## Do this
Repeat the data below exactly, dropping any pictures it holds.

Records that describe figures
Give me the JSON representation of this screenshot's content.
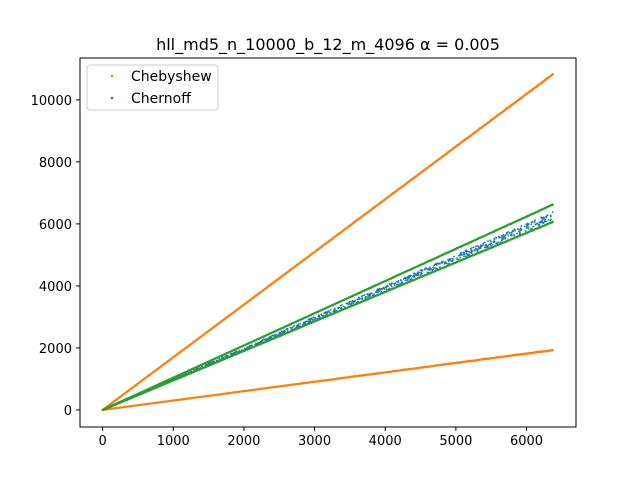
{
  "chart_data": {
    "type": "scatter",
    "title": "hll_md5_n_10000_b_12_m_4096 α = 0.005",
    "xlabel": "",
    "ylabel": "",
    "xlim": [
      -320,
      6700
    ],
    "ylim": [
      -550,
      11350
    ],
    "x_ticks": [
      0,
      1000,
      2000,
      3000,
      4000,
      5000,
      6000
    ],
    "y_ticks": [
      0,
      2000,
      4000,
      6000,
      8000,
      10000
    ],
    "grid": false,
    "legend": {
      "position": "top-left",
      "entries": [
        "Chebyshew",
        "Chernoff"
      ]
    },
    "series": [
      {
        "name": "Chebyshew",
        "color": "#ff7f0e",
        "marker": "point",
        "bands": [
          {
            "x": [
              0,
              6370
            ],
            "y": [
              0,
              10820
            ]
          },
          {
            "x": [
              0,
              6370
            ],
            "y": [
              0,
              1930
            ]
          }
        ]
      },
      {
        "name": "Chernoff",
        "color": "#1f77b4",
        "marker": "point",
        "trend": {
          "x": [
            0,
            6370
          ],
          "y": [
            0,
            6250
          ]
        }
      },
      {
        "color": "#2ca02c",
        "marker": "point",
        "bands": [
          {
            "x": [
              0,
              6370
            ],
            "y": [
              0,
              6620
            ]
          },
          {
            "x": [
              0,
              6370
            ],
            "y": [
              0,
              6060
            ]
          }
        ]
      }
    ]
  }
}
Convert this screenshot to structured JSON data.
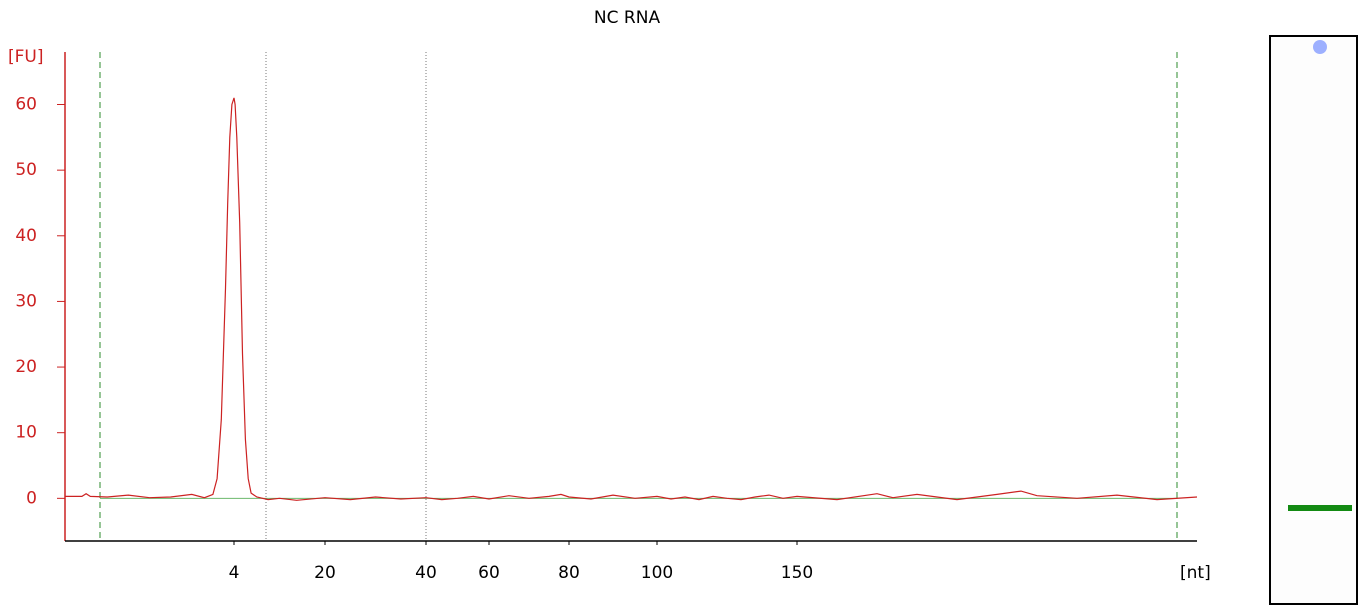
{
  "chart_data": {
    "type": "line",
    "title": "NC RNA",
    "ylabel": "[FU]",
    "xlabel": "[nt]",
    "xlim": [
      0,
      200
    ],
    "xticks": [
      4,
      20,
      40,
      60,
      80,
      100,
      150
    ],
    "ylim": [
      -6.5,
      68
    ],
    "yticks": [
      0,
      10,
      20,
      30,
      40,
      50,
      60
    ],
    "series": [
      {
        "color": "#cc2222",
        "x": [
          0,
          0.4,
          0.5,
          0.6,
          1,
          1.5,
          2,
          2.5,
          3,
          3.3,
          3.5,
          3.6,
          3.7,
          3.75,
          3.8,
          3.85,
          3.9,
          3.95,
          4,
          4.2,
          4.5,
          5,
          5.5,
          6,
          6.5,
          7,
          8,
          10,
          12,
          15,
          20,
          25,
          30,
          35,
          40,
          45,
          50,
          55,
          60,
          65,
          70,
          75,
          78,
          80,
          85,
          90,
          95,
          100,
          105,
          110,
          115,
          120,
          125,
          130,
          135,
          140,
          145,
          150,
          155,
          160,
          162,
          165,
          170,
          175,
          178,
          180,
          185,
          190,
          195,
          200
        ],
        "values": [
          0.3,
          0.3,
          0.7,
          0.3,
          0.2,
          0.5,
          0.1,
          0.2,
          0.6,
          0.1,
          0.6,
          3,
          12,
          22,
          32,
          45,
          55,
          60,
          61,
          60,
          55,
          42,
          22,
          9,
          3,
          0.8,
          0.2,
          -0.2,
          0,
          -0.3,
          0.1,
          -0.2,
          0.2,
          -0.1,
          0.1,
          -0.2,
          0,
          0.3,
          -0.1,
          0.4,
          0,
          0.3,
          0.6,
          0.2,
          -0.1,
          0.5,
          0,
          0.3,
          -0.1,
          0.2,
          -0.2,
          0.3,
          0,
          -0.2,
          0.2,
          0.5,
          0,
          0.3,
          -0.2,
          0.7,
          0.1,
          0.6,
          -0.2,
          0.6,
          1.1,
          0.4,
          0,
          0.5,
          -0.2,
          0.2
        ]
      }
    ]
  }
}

## Solution to the exercise
Give me the JSON representation of this screenshot's content.
{
  "chart_data": {
    "type": "scatter",
    "title": "hll_md5_n_10000_b_12_m_4096 α = 0.005",
    "xlabel": "",
    "ylabel": "",
    "xlim": [
      -320,
      6700
    ],
    "ylim": [
      -550,
      11350
    ],
    "x_ticks": [
      0,
      1000,
      2000,
      3000,
      4000,
      5000,
      6000
    ],
    "y_ticks": [
      0,
      2000,
      4000,
      6000,
      8000,
      10000
    ],
    "grid": false,
    "legend": {
      "position": "top-left",
      "entries": [
        "Chebyshew",
        "Chernoff"
      ]
    },
    "series": [
      {
        "name": "Chebyshew",
        "color": "#ff7f0e",
        "marker": "point",
        "bands": [
          {
            "x": [
              0,
              6370
            ],
            "y": [
              0,
              10820
            ]
          },
          {
            "x": [
              0,
              6370
            ],
            "y": [
              0,
              1930
            ]
          }
        ]
      },
      {
        "name": "Chernoff",
        "color": "#1f77b4",
        "marker": "point",
        "trend": {
          "x": [
            0,
            6370
          ],
          "y": [
            0,
            6250
          ]
        }
      },
      {
        "color": "#2ca02c",
        "marker": "point",
        "bands": [
          {
            "x": [
              0,
              6370
            ],
            "y": [
              0,
              6620
            ]
          },
          {
            "x": [
              0,
              6370
            ],
            "y": [
              0,
              6060
            ]
          }
        ]
      }
    ]
  }
}
Convert this screenshot to structured JSON data.
{
  "chart_data": {
    "type": "line",
    "title": "NC RNA",
    "ylabel": "[FU]",
    "xlabel": "[nt]",
    "xlim": [
      0,
      200
    ],
    "xticks": [
      4,
      20,
      40,
      60,
      80,
      100,
      150
    ],
    "ylim": [
      -6.5,
      68
    ],
    "yticks": [
      0,
      10,
      20,
      30,
      40,
      50,
      60
    ],
    "series": [
      {
        "color": "#cc2222",
        "x": [
          0,
          0.4,
          0.5,
          0.6,
          1,
          1.5,
          2,
          2.5,
          3,
          3.3,
          3.5,
          3.6,
          3.7,
          3.75,
          3.8,
          3.85,
          3.9,
          3.95,
          4,
          4.2,
          4.5,
          5,
          5.5,
          6,
          6.5,
          7,
          8,
          10,
          12,
          15,
          20,
          25,
          30,
          35,
          40,
          45,
          50,
          55,
          60,
          65,
          70,
          75,
          78,
          80,
          85,
          90,
          95,
          100,
          105,
          110,
          115,
          120,
          125,
          130,
          135,
          140,
          145,
          150,
          155,
          160,
          162,
          165,
          170,
          175,
          178,
          180,
          185,
          190,
          195,
          200
        ],
        "values": [
          0.3,
          0.3,
          0.7,
          0.3,
          0.2,
          0.5,
          0.1,
          0.2,
          0.6,
          0.1,
          0.6,
          3,
          12,
          22,
          32,
          45,
          55,
          60,
          61,
          60,
          55,
          42,
          22,
          9,
          3,
          0.8,
          0.2,
          -0.2,
          0,
          -0.3,
          0.1,
          -0.2,
          0.2,
          -0.1,
          0.1,
          -0.2,
          0,
          0.3,
          -0.1,
          0.4,
          0,
          0.3,
          0.6,
          0.2,
          -0.1,
          0.5,
          0,
          0.3,
          -0.1,
          0.2,
          -0.2,
          0.3,
          0,
          -0.2,
          0.2,
          0.5,
          0,
          0.3,
          -0.2,
          0.7,
          0.1,
          0.6,
          -0.2,
          0.6,
          1.1,
          0.4,
          0,
          0.5,
          -0.2,
          0.2
        ]
      }
    ]
  }
}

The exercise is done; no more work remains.